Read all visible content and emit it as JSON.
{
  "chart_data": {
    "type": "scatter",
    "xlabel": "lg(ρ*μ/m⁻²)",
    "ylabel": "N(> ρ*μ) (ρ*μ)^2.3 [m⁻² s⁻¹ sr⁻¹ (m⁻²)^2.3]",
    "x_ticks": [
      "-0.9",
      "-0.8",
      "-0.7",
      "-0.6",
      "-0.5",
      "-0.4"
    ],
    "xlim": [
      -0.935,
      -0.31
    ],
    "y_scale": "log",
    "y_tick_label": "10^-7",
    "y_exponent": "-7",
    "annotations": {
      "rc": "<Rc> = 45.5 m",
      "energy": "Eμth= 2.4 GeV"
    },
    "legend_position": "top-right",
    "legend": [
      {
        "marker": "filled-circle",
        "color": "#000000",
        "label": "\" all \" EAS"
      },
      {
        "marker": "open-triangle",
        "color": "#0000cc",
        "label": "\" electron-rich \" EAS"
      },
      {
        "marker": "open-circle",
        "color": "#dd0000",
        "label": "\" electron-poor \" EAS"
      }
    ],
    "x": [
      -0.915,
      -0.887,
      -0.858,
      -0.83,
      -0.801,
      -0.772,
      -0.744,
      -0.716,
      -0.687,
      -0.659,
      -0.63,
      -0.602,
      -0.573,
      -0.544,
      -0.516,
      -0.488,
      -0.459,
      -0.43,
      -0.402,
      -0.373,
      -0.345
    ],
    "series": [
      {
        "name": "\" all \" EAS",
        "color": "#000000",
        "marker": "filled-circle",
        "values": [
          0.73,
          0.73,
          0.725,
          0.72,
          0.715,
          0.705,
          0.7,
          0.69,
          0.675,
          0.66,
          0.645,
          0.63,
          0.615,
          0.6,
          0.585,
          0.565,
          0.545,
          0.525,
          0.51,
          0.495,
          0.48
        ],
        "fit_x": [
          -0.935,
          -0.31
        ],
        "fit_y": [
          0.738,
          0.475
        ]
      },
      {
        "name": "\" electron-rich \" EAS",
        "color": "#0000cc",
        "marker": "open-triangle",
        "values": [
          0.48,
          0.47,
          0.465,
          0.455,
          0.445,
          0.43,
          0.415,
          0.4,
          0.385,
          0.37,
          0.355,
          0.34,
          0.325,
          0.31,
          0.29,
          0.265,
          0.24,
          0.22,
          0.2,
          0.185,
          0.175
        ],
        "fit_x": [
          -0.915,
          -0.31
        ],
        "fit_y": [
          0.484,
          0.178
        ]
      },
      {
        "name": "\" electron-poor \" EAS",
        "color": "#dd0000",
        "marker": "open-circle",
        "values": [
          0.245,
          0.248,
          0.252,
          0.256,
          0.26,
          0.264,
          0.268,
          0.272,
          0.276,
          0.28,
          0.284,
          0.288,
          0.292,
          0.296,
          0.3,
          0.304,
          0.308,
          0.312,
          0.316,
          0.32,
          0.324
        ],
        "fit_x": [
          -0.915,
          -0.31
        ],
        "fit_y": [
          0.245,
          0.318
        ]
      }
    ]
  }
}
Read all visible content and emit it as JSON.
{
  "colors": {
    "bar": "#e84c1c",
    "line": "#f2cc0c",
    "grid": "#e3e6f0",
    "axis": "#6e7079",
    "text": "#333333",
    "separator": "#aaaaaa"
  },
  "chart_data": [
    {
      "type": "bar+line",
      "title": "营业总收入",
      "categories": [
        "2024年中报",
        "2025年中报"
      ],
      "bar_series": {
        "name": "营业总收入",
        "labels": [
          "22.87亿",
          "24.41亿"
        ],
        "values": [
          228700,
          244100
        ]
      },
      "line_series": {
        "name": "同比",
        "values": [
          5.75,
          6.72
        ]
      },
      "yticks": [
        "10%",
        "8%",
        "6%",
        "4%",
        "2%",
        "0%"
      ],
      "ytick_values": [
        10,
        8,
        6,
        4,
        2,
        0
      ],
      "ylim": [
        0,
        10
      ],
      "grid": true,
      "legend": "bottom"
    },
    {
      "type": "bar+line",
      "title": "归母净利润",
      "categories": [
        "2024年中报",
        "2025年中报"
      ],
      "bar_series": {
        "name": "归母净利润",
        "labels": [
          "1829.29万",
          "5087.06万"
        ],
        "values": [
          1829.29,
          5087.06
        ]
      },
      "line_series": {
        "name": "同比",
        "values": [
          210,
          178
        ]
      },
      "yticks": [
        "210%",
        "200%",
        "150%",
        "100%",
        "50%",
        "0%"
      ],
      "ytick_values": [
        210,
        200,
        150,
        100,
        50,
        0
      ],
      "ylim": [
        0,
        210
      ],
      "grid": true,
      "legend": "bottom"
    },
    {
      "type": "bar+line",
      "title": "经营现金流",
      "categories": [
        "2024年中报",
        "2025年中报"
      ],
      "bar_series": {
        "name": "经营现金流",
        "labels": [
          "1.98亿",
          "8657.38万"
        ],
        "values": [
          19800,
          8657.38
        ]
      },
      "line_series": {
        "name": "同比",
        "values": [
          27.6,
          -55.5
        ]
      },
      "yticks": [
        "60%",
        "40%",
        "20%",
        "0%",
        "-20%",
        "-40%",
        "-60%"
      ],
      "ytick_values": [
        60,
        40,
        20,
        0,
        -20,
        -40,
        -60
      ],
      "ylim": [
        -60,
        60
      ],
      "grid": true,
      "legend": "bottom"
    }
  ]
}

◆ ◆ ◆ ◆ ◆

Exercise instructions: Track down every line holding the string "poor" and copy it.

Written reply:
        "label": "\" electron-poor \" EAS"
        "name": "\" electron-poor \" EAS",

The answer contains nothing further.